◆ **INSTRUCTION**: Using the material that follows, identify and copy each line with the string "stets".

◆ **DATA EXCERPTS**:

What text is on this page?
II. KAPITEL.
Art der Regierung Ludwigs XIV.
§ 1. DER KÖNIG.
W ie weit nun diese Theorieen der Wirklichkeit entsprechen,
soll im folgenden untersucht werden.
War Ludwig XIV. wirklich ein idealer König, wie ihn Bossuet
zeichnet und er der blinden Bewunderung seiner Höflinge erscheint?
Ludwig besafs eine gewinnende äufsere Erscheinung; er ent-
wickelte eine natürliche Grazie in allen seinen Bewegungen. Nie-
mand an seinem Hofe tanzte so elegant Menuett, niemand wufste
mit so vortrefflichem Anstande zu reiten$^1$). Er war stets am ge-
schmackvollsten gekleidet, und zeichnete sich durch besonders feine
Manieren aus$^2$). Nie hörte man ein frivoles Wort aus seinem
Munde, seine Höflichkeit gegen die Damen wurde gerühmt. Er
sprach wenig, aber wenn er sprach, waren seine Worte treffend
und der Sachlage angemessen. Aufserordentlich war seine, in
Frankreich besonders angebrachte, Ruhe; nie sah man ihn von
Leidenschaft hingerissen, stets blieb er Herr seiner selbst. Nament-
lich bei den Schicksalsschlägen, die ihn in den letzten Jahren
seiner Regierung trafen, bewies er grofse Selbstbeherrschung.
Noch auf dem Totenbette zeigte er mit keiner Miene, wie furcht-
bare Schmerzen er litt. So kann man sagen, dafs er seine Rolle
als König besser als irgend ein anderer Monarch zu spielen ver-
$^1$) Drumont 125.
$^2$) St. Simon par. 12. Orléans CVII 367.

◆ **SOLUTION TO THIS EXERCISE**:
mit so vortrefflichem Anstande zu reiten$^1$). Er war stets am ge-
Leidenschaft hingerissen, stets blieb er Herr seiner selbst. Nament-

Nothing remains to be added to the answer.